## BEGIN INFORMATION GIVEN

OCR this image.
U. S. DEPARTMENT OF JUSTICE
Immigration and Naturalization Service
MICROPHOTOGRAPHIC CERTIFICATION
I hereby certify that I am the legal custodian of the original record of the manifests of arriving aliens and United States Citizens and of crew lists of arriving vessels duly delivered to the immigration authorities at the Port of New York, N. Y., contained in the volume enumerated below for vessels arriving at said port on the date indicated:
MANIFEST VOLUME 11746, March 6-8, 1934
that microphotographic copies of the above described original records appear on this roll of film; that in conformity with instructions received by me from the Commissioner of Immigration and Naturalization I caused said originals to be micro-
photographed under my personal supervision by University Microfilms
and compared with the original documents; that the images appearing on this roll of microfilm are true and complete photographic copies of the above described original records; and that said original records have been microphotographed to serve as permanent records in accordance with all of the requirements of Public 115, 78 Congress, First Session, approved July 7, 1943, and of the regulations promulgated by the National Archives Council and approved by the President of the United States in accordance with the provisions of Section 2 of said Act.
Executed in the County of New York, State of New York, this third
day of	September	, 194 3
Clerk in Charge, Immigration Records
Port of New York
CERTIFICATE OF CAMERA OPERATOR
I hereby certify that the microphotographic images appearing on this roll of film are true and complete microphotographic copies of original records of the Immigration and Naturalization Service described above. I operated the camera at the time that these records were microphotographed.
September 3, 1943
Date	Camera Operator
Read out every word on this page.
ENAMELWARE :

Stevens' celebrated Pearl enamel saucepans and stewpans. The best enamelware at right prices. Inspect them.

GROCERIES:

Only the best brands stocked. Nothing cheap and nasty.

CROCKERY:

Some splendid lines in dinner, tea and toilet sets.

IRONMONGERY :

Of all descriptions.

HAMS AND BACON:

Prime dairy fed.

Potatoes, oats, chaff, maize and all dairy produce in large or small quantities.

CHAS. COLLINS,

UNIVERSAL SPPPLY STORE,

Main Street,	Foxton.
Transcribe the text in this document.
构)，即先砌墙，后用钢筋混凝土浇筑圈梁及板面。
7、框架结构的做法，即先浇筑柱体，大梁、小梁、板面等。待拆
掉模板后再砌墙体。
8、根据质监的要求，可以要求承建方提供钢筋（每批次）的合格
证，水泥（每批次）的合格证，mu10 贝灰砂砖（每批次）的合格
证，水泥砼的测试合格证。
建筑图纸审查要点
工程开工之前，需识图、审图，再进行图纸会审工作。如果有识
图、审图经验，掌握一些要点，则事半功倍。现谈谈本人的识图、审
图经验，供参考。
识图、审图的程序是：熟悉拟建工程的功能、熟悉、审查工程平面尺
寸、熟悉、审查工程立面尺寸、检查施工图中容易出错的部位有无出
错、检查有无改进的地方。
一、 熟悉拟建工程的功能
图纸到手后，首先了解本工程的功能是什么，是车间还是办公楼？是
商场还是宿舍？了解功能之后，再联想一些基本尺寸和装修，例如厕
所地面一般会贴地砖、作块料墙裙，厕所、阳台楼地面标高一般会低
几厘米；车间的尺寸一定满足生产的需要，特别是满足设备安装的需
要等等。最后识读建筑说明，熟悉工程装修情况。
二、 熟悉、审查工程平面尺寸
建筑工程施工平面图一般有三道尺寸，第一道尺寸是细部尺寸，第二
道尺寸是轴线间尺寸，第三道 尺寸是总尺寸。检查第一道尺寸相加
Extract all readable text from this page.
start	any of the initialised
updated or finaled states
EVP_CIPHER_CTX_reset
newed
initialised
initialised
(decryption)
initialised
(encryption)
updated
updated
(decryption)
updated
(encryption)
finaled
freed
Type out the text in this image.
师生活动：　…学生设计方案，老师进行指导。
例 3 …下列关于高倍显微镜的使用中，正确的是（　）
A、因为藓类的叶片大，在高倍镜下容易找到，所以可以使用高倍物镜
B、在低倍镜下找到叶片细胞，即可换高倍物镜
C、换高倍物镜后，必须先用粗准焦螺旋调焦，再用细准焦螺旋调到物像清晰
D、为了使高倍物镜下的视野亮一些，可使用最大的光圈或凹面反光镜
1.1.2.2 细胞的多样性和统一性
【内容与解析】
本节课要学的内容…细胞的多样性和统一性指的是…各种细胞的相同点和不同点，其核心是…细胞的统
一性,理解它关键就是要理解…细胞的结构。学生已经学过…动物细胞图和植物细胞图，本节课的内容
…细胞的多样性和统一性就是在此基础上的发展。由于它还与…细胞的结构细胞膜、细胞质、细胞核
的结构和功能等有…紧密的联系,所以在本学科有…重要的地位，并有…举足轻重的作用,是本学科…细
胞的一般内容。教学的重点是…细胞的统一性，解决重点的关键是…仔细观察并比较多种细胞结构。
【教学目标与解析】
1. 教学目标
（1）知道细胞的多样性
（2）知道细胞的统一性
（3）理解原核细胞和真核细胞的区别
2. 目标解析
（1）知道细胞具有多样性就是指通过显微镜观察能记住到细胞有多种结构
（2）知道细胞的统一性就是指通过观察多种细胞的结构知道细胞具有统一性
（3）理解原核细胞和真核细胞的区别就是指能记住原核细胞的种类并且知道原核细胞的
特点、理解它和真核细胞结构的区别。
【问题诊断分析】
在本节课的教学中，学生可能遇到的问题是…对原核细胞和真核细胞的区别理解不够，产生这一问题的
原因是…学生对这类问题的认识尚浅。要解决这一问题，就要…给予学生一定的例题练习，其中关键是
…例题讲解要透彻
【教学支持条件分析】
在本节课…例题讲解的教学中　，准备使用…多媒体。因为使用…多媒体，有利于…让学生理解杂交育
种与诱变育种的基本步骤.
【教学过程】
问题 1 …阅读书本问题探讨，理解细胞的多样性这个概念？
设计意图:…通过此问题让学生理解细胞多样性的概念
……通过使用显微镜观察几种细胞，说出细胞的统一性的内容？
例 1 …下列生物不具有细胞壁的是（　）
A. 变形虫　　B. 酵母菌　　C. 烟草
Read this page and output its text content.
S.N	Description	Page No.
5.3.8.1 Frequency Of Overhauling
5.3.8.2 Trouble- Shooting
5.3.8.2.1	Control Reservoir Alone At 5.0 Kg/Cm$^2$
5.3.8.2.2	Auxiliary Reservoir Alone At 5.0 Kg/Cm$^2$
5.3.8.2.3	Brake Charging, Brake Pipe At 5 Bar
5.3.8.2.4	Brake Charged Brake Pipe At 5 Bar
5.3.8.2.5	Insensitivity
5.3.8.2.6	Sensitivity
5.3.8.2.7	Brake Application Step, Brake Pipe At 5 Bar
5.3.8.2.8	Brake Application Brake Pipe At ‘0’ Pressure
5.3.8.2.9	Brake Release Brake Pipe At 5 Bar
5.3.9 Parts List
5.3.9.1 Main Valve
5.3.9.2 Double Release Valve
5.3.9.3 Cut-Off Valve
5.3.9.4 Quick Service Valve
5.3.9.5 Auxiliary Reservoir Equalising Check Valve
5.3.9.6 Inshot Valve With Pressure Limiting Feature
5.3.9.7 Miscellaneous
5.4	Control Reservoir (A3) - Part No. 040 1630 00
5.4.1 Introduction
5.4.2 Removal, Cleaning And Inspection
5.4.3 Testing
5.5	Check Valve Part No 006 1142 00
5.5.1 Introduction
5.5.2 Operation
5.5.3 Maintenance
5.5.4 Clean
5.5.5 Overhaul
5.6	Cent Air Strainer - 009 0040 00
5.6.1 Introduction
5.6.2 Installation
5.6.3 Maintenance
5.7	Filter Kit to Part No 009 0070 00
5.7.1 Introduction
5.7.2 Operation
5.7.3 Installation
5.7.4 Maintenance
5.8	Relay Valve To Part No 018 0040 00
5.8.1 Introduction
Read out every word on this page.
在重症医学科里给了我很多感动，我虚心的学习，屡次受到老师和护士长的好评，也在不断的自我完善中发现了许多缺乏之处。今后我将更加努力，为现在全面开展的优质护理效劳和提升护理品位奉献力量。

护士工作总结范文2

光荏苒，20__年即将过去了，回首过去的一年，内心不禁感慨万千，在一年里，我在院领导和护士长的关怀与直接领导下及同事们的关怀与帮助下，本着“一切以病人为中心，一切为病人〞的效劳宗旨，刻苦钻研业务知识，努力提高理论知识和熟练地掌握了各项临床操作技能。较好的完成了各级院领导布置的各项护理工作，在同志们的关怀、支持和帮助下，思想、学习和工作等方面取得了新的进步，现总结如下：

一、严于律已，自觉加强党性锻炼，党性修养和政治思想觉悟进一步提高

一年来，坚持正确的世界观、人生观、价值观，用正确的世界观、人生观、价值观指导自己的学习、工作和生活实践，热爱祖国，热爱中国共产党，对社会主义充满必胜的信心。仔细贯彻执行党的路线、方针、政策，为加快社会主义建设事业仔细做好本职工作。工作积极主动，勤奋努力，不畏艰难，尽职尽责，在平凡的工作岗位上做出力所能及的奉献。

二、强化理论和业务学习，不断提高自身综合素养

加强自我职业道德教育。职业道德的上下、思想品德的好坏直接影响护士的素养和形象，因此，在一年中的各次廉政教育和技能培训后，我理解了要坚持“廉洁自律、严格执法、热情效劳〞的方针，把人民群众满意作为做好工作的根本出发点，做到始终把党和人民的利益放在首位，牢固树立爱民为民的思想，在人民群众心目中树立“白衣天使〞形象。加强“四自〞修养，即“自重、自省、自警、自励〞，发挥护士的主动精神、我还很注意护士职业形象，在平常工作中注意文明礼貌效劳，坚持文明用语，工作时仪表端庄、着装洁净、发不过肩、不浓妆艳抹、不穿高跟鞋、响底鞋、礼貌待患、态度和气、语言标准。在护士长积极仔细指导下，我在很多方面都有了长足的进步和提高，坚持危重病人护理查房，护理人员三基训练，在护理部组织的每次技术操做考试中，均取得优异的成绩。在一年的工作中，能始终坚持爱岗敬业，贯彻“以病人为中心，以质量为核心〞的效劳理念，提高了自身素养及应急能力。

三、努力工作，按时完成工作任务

## END INFORMATION GIVEN

- _CHALLENGE_: Identify the lines above that contain the word "Auxiliary", then copy them.

- _RESULT BELOW_:
5.3.8.2.2	Auxiliary Reservoir Alone At 5.0 Kg/Cm$^2$
5.3.9.5 Auxiliary Reservoir Equalising Check Valve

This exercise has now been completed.